→ **SHORT TASK**:
Pictures stay out; everything else in the records below is copied exactly.

→ **TASK DATA**:
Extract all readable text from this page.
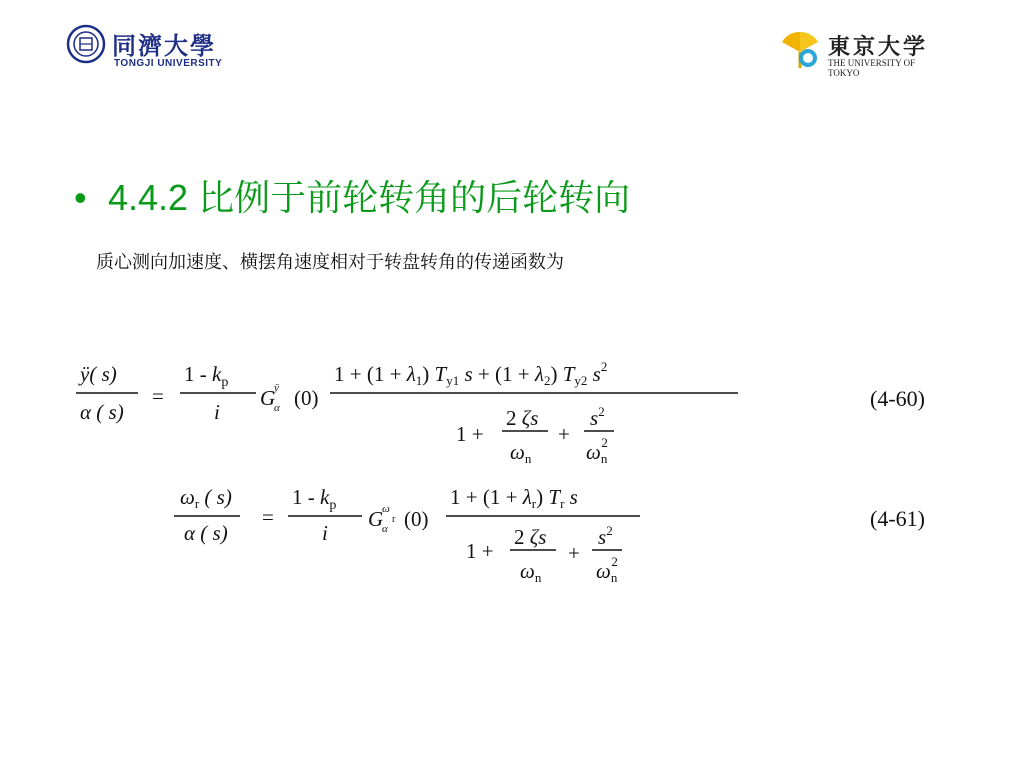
同濟大學
TONGJI UNIVERSITY
東京大学
THE UNIVERSITY OF TOKYO
• 4.4.2 比例于前轮转角的后轮转向
质心测向加速度、横摆角速度相对于转盘转角的传递函数为
ÿ( s)
α ( s)
=
$1 - k_p$
i
G
α
ÿ (0)
1 + (1 + λ1) Ty1 s + (1 + λ2) Ty2 $s^2$
1 +
2 ζs
ωn
+
$s^2$
ωn2
(4-60)
ωr ( s)
α ( s)
=
$1 - k_p$
i
G
α
ω
r (0)
1 + (1 + λr) Tr s
1 +
2 ζs
ωn
+
$s^2$
ωn2
(4-61)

→ **EXERCISE RESPONSE**:
Extract all readable text from this page.
同濟大學
TONGJI UNIVERSITY
東京大学
THE UNIVERSITY OF TOKYO
• 4.4.2 比例于前轮转角的后轮转向
质心测向加速度、横摆角速度相对于转盘转角的传递函数为
ÿ( s)
α ( s)
=
$1 - k_p$
i
G
α
ÿ (0)
1 + (1 + λ1) Ty1 s + (1 + λ2) Ty2 $s^2$
1 +
2 ζs
ωn
+
$s^2$
ωn2
(4-60)
ωr ( s)
α ( s)
=
$1 - k_p$
i
G
α
ω
r (0)
1 + (1 + λr) Tr s
1 +
2 ζs
ωn
+
$s^2$
ωn2
(4-61)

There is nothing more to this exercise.